- **DATA SECTION**

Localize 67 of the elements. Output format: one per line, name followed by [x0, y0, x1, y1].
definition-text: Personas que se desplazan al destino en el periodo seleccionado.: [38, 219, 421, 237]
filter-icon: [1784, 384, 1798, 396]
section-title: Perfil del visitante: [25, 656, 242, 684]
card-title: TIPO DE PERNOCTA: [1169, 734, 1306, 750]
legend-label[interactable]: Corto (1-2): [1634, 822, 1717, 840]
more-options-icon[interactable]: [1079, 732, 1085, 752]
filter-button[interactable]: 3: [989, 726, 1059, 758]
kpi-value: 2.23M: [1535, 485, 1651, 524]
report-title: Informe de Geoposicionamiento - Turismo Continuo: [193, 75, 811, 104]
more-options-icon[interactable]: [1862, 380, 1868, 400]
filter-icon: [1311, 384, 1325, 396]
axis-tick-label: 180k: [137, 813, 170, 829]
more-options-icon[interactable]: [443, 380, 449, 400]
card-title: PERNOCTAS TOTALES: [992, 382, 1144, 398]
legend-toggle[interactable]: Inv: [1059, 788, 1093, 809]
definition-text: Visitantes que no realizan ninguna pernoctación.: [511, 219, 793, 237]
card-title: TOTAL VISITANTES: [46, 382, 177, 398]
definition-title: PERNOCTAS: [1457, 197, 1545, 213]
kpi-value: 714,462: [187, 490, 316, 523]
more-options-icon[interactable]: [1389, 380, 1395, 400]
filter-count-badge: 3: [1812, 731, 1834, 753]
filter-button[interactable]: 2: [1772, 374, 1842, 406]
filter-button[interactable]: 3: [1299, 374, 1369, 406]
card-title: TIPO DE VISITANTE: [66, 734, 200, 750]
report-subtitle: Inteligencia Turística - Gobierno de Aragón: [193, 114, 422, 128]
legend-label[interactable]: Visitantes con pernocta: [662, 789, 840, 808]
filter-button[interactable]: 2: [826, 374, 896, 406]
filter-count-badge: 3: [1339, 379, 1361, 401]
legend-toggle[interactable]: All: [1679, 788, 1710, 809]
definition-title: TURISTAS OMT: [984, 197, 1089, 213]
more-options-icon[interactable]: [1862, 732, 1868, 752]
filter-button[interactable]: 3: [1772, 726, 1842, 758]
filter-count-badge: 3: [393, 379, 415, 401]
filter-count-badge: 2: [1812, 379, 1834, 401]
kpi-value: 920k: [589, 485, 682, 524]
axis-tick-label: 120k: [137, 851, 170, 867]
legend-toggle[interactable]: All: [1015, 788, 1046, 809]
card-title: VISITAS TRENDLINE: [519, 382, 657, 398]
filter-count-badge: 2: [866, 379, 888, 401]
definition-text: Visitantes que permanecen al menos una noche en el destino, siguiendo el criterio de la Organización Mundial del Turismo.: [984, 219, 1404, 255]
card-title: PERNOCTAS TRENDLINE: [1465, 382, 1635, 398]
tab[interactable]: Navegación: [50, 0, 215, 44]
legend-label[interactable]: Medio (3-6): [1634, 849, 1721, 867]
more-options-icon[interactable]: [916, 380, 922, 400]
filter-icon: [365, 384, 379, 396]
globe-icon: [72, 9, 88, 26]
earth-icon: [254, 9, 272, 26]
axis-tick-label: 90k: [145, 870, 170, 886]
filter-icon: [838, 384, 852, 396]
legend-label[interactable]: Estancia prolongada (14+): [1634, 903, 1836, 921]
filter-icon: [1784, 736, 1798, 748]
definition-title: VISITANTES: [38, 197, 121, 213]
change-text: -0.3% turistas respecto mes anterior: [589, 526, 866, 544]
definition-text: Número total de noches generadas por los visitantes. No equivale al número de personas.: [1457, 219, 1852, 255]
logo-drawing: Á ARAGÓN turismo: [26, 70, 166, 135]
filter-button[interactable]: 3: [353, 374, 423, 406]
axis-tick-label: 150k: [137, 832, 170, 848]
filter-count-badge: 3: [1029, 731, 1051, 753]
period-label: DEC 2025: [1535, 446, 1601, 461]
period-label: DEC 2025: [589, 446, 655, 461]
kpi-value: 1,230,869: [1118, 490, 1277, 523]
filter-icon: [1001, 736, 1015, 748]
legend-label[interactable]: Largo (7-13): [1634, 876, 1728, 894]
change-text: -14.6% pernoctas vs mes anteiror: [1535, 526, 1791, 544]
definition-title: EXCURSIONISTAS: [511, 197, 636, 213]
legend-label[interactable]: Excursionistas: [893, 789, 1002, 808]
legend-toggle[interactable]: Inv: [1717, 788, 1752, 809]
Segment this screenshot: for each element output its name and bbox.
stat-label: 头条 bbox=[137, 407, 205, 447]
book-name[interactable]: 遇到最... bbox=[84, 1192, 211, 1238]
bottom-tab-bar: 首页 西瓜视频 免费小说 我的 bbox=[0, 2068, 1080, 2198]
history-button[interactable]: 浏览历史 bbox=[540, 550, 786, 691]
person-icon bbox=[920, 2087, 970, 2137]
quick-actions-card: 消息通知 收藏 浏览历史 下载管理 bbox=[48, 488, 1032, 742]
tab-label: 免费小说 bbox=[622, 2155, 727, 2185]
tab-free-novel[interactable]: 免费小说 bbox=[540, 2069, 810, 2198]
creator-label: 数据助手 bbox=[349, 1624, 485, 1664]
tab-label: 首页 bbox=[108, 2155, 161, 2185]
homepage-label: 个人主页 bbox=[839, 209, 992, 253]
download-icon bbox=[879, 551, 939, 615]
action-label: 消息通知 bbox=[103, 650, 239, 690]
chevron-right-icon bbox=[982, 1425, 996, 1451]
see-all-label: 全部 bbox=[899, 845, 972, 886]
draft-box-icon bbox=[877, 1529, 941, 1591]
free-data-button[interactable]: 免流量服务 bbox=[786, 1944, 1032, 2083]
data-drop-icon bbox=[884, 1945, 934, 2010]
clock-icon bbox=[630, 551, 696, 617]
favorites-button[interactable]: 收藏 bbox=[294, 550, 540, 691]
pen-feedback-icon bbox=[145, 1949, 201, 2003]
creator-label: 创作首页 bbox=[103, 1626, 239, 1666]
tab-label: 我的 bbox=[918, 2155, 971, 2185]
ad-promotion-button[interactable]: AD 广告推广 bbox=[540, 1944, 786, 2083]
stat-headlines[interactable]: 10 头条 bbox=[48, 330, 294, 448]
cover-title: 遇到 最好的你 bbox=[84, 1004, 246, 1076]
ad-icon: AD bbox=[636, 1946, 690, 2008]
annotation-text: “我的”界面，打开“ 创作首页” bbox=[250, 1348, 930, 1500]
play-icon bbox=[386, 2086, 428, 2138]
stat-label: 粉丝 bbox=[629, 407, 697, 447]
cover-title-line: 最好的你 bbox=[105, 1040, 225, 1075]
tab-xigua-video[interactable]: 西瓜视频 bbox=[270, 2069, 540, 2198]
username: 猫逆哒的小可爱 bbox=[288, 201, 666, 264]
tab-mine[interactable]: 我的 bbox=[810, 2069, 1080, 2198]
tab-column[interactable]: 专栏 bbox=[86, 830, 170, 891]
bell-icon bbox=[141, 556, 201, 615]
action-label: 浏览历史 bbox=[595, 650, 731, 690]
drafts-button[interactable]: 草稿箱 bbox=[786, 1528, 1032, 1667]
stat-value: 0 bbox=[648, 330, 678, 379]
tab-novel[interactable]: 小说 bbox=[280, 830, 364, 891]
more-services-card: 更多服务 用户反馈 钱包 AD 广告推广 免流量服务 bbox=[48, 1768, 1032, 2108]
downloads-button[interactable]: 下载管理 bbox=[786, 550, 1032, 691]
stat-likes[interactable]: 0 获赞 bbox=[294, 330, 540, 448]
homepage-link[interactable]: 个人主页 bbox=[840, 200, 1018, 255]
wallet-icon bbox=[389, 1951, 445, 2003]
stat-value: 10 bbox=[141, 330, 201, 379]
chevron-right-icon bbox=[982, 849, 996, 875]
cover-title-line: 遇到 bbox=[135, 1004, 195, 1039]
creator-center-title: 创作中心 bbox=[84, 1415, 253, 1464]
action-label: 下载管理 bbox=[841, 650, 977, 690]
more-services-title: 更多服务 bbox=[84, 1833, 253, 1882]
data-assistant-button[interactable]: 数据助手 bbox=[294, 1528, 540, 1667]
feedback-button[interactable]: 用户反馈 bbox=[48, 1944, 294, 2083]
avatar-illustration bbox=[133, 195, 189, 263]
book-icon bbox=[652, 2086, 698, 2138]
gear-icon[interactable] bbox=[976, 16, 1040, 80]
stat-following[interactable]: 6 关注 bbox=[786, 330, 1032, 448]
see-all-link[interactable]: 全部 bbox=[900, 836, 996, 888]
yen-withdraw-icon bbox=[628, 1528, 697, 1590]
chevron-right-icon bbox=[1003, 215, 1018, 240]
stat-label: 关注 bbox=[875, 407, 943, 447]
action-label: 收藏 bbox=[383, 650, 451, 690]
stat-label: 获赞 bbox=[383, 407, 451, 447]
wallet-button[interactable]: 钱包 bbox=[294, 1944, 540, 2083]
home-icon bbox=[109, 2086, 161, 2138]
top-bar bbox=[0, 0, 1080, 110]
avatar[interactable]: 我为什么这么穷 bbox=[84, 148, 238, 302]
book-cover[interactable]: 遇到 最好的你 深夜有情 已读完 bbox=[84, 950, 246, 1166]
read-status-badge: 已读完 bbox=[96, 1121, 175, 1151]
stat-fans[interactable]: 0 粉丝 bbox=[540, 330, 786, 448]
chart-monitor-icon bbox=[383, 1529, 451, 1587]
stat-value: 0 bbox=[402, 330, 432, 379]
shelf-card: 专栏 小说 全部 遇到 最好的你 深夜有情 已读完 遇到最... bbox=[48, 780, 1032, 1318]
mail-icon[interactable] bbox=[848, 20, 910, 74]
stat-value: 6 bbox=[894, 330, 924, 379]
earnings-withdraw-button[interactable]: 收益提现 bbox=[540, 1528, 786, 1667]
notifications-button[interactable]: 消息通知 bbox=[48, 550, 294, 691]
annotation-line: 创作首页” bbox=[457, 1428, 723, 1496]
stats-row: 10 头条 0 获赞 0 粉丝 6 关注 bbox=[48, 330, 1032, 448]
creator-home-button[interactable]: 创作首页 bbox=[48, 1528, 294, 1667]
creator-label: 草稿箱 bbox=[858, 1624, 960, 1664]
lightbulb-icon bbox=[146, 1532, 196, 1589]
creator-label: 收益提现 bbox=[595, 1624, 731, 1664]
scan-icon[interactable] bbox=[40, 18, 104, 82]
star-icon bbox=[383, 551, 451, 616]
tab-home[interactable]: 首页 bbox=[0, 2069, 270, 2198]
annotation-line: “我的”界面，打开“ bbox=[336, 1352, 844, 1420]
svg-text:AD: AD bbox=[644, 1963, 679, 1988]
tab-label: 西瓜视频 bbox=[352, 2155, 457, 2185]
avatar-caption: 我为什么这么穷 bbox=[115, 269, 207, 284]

- **WHAT THE EXERCISE ASKS**
Please repeat the records, starting at their beginning and ending at the line containing "card-title: PERNOCTAS TOTALES: [992, 382, 1144, 398]", with "Perfil del visitante" swapped for "Perfil del viajero" and nothing else changed.

- **OUTPUT FOR THIS EXERCISE**
Localize 67 of the elements. Output format: one per line, name followed by [x0, y0, x1, y1].
definition-text: Personas que se desplazan al destino en el periodo seleccionado.: [38, 219, 421, 237]
filter-icon: [1784, 384, 1798, 396]
section-title: Perfil del viajero: [25, 656, 242, 684]
card-title: TIPO DE PERNOCTA: [1169, 734, 1306, 750]
legend-label[interactable]: Corto (1-2): [1634, 822, 1717, 840]
more-options-icon[interactable]: [1079, 732, 1085, 752]
filter-button[interactable]: 3: [989, 726, 1059, 758]
kpi-value: 2.23M: [1535, 485, 1651, 524]
report-title: Informe de Geoposicionamiento - Turismo Continuo: [193, 75, 811, 104]
more-options-icon[interactable]: [1862, 380, 1868, 400]
filter-icon: [1311, 384, 1325, 396]
axis-tick-label: 180k: [137, 813, 170, 829]
more-options-icon[interactable]: [443, 380, 449, 400]
card-title: PERNOCTAS TOTALES: [992, 382, 1144, 398]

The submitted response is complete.